:: Source material ::
************

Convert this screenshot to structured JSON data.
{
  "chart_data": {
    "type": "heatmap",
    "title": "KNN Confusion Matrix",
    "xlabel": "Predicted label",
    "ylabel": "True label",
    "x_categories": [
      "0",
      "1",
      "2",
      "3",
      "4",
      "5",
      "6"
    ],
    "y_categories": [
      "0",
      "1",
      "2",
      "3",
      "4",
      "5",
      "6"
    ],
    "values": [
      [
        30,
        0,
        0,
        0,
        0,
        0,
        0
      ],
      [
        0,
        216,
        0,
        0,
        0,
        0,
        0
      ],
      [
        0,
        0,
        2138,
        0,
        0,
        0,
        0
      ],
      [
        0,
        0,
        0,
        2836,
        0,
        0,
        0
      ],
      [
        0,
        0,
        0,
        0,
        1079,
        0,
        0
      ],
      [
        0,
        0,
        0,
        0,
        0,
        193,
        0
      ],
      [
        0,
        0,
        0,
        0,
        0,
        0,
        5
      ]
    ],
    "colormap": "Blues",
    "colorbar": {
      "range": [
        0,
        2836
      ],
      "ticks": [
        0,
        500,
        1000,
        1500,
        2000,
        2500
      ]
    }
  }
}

************

:: Brief ::
Gather all the lines that include the word "label" and copy them out.

:: Correct output ::
    "xlabel": "Predicted label",
    "ylabel": "True label",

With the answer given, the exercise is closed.